_TASK OBJECTIVE:_
Copy each of the items below word for word, with no changes.

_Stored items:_
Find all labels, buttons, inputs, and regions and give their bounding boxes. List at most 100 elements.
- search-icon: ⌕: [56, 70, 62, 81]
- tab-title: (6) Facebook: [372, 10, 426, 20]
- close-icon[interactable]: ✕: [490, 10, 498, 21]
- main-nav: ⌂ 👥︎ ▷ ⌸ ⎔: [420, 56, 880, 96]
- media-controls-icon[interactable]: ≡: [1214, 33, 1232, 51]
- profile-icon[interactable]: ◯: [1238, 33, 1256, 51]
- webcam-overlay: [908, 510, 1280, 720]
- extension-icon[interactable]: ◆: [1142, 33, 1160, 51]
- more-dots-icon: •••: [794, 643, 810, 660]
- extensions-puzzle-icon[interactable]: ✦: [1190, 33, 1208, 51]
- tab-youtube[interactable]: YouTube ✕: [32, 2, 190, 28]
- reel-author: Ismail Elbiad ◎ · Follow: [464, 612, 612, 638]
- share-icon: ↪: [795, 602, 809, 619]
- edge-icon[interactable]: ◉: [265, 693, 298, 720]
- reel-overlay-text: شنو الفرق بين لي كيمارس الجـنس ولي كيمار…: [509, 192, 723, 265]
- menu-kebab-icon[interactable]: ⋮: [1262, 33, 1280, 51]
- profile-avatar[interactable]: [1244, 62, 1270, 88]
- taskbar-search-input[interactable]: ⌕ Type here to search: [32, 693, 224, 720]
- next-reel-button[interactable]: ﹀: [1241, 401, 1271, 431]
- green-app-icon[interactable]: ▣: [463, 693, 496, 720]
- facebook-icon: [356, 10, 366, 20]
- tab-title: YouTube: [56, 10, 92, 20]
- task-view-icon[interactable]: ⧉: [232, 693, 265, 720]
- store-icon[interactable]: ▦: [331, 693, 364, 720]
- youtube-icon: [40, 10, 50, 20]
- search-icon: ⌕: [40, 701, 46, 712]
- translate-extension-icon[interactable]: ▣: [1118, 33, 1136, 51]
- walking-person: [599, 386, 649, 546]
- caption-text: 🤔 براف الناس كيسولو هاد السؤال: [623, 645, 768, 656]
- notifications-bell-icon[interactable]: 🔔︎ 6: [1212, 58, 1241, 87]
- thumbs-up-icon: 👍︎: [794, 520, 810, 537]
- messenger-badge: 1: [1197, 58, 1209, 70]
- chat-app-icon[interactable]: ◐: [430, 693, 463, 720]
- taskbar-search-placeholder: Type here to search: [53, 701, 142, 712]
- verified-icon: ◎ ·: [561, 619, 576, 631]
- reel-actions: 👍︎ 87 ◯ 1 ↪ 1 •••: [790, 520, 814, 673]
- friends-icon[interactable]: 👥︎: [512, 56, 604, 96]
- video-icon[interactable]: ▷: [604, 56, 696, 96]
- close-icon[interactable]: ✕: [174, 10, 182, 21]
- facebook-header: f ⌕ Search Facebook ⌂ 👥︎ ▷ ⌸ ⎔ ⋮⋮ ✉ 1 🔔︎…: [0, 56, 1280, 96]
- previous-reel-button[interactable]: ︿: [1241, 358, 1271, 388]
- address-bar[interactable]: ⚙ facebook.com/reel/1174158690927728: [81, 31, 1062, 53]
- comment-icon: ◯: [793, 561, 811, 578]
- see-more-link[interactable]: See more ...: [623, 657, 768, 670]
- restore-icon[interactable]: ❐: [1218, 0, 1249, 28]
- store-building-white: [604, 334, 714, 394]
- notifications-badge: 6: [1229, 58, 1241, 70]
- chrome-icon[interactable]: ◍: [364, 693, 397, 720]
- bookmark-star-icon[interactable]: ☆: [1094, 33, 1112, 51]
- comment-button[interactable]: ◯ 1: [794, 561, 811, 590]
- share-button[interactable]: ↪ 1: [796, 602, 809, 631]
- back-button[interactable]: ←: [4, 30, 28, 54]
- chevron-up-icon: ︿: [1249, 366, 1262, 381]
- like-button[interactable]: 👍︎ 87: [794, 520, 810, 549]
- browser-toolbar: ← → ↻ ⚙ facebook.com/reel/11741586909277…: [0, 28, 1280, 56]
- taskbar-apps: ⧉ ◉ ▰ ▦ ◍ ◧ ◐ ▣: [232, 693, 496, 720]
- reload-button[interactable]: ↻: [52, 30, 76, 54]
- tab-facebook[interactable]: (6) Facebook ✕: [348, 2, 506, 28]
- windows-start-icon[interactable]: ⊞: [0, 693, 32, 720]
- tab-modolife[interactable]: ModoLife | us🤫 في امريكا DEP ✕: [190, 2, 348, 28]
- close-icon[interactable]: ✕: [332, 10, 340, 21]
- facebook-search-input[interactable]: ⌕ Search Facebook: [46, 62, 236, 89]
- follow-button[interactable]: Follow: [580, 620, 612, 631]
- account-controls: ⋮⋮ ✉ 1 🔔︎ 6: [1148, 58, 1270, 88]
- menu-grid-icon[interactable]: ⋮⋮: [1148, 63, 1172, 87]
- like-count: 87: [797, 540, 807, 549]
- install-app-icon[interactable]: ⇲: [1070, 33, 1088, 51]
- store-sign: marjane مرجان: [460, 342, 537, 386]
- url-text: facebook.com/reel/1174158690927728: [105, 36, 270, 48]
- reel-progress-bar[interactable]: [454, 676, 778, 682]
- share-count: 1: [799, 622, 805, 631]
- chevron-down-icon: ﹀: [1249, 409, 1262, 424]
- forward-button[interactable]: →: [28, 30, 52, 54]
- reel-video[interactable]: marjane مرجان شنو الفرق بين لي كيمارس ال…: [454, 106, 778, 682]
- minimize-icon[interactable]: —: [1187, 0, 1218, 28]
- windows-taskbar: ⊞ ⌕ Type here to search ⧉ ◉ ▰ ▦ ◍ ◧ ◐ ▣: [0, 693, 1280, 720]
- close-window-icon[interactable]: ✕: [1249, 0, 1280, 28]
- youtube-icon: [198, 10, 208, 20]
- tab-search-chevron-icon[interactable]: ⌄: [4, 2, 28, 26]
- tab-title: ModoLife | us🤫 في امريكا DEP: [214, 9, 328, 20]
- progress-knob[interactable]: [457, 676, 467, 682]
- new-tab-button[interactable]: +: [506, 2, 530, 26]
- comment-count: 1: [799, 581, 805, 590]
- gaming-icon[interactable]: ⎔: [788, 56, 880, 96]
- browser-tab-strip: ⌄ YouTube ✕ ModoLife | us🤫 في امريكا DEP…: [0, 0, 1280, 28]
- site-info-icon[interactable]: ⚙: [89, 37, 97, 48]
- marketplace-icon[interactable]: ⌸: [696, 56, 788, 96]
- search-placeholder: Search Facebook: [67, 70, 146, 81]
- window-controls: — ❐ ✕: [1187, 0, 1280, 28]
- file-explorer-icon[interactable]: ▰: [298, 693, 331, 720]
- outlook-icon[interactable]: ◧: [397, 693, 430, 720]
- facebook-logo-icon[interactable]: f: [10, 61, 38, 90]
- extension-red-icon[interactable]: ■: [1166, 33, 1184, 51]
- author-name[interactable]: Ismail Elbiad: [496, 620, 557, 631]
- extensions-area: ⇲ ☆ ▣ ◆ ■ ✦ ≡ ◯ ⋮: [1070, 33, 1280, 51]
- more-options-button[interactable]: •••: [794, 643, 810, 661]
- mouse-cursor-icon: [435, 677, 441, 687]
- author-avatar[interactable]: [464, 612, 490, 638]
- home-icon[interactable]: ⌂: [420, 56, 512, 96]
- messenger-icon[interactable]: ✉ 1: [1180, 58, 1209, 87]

_THE SOLUTION:_
Find all labels, buttons, inputs, and regions and give their bounding boxes. List at most 100 elements.
- search-icon: ⌕: [56, 70, 62, 81]
- tab-title: (6) Facebook: [372, 10, 426, 20]
- close-icon[interactable]: ✕: [490, 10, 498, 21]
- main-nav: ⌂ 👥︎ ▷ ⌸ ⎔: [420, 56, 880, 96]
- media-controls-icon[interactable]: ≡: [1214, 33, 1232, 51]
- profile-icon[interactable]: ◯: [1238, 33, 1256, 51]
- webcam-overlay: [908, 510, 1280, 720]
- extension-icon[interactable]: ◆: [1142, 33, 1160, 51]
- more-dots-icon: •••: [794, 643, 810, 660]
- extensions-puzzle-icon[interactable]: ✦: [1190, 33, 1208, 51]
- tab-youtube[interactable]: YouTube ✕: [32, 2, 190, 28]
- reel-author: Ismail Elbiad ◎ · Follow: [464, 612, 612, 638]
- share-icon: ↪: [795, 602, 809, 619]
- edge-icon[interactable]: ◉: [265, 693, 298, 720]
- reel-overlay-text: شنو الفرق بين لي كيمارس الجـنس ولي كيمار…: [509, 192, 723, 265]
- menu-kebab-icon[interactable]: ⋮: [1262, 33, 1280, 51]
- profile-avatar[interactable]: [1244, 62, 1270, 88]
- taskbar-search-input[interactable]: ⌕ Type here to search: [32, 693, 224, 720]
- next-reel-button[interactable]: ﹀: [1241, 401, 1271, 431]
- green-app-icon[interactable]: ▣: [463, 693, 496, 720]
- facebook-icon: [356, 10, 366, 20]
- tab-title: YouTube: [56, 10, 92, 20]
- task-view-icon[interactable]: ⧉: [232, 693, 265, 720]
- store-icon[interactable]: ▦: [331, 693, 364, 720]
- youtube-icon: [40, 10, 50, 20]
- search-icon: ⌕: [40, 701, 46, 712]
- translate-extension-icon[interactable]: ▣: [1118, 33, 1136, 51]
- walking-person: [599, 386, 649, 546]
- caption-text: 🤔 براف الناس كيسولو هاد السؤال: [623, 645, 768, 656]
- notifications-bell-icon[interactable]: 🔔︎ 6: [1212, 58, 1241, 87]
- thumbs-up-icon: 👍︎: [794, 520, 810, 537]
- messenger-badge: 1: [1197, 58, 1209, 70]
- chat-app-icon[interactable]: ◐: [430, 693, 463, 720]
- taskbar-search-placeholder: Type here to search: [53, 701, 142, 712]
- verified-icon: ◎ ·: [561, 619, 576, 631]
- reel-actions: 👍︎ 87 ◯ 1 ↪ 1 •••: [790, 520, 814, 673]
- friends-icon[interactable]: 👥︎: [512, 56, 604, 96]
- video-icon[interactable]: ▷: [604, 56, 696, 96]
- close-icon[interactable]: ✕: [174, 10, 182, 21]
- facebook-header: f ⌕ Search Facebook ⌂ 👥︎ ▷ ⌸ ⎔ ⋮⋮ ✉ 1 🔔︎…: [0, 56, 1280, 96]
- previous-reel-button[interactable]: ︿: [1241, 358, 1271, 388]
- address-bar[interactable]: ⚙ facebook.com/reel/1174158690927728: [81, 31, 1062, 53]
- comment-icon: ◯: [793, 561, 811, 578]
- see-more-link[interactable]: See more ...: [623, 657, 768, 670]
- restore-icon[interactable]: ❐: [1218, 0, 1249, 28]
- store-building-white: [604, 334, 714, 394]
- notifications-badge: 6: [1229, 58, 1241, 70]
- chrome-icon[interactable]: ◍: [364, 693, 397, 720]
- bookmark-star-icon[interactable]: ☆: [1094, 33, 1112, 51]
- comment-button[interactable]: ◯ 1: [794, 561, 811, 590]
- share-button[interactable]: ↪ 1: [796, 602, 809, 631]
- back-button[interactable]: ←: [4, 30, 28, 54]
- chevron-up-icon: ︿: [1249, 366, 1262, 381]
- like-button[interactable]: 👍︎ 87: [794, 520, 810, 549]
- browser-toolbar: ← → ↻ ⚙ facebook.com/reel/11741586909277…: [0, 28, 1280, 56]
- taskbar-apps: ⧉ ◉ ▰ ▦ ◍ ◧ ◐ ▣: [232, 693, 496, 720]
- reload-button[interactable]: ↻: [52, 30, 76, 54]
- tab-facebook[interactable]: (6) Facebook ✕: [348, 2, 506, 28]
- windows-start-icon[interactable]: ⊞: [0, 693, 32, 720]
- tab-modolife[interactable]: ModoLife | us🤫 في امريكا DEP ✕: [190, 2, 348, 28]
- close-icon[interactable]: ✕: [332, 10, 340, 21]
- facebook-search-input[interactable]: ⌕ Search Facebook: [46, 62, 236, 89]
- follow-button[interactable]: Follow: [580, 620, 612, 631]
- account-controls: ⋮⋮ ✉ 1 🔔︎ 6: [1148, 58, 1270, 88]
- menu-grid-icon[interactable]: ⋮⋮: [1148, 63, 1172, 87]
- like-count: 87: [797, 540, 807, 549]
- install-app-icon[interactable]: ⇲: [1070, 33, 1088, 51]
- store-sign: marjane مرجان: [460, 342, 537, 386]
- url-text: facebook.com/reel/1174158690927728: [105, 36, 270, 48]
- reel-progress-bar[interactable]: [454, 676, 778, 682]
- share-count: 1: [799, 622, 805, 631]
- chevron-down-icon: ﹀: [1249, 409, 1262, 424]
- forward-button[interactable]: →: [28, 30, 52, 54]
- reel-video[interactable]: marjane مرجان شنو الفرق بين لي كيمارس ال…: [454, 106, 778, 682]
- minimize-icon[interactable]: —: [1187, 0, 1218, 28]
- windows-taskbar: ⊞ ⌕ Type here to search ⧉ ◉ ▰ ▦ ◍ ◧ ◐ ▣: [0, 693, 1280, 720]
- close-window-icon[interactable]: ✕: [1249, 0, 1280, 28]
- youtube-icon: [198, 10, 208, 20]
- tab-search-chevron-icon[interactable]: ⌄: [4, 2, 28, 26]
- tab-title: ModoLife | us🤫 في امريكا DEP: [214, 9, 328, 20]
- progress-knob[interactable]: [457, 676, 467, 682]
- new-tab-button[interactable]: +: [506, 2, 530, 26]
- comment-count: 1: [799, 581, 805, 590]
- gaming-icon[interactable]: ⎔: [788, 56, 880, 96]
- browser-tab-strip: ⌄ YouTube ✕ ModoLife | us🤫 في امريكا DEP…: [0, 0, 1280, 28]
- site-info-icon[interactable]: ⚙: [89, 37, 97, 48]
- marketplace-icon[interactable]: ⌸: [696, 56, 788, 96]
- search-placeholder: Search Facebook: [67, 70, 146, 81]
- window-controls: — ❐ ✕: [1187, 0, 1280, 28]
- file-explorer-icon[interactable]: ▰: [298, 693, 331, 720]
- outlook-icon[interactable]: ◧: [397, 693, 430, 720]
- facebook-logo-icon[interactable]: f: [10, 61, 38, 90]
- extension-red-icon[interactable]: ■: [1166, 33, 1184, 51]
- author-name[interactable]: Ismail Elbiad: [496, 620, 557, 631]
- extensions-area: ⇲ ☆ ▣ ◆ ■ ✦ ≡ ◯ ⋮: [1070, 33, 1280, 51]
- more-options-button[interactable]: •••: [794, 643, 810, 661]
- mouse-cursor-icon: [435, 677, 441, 687]
- author-avatar[interactable]: [464, 612, 490, 638]
- home-icon[interactable]: ⌂: [420, 56, 512, 96]
- messenger-icon[interactable]: ✉ 1: [1180, 58, 1209, 87]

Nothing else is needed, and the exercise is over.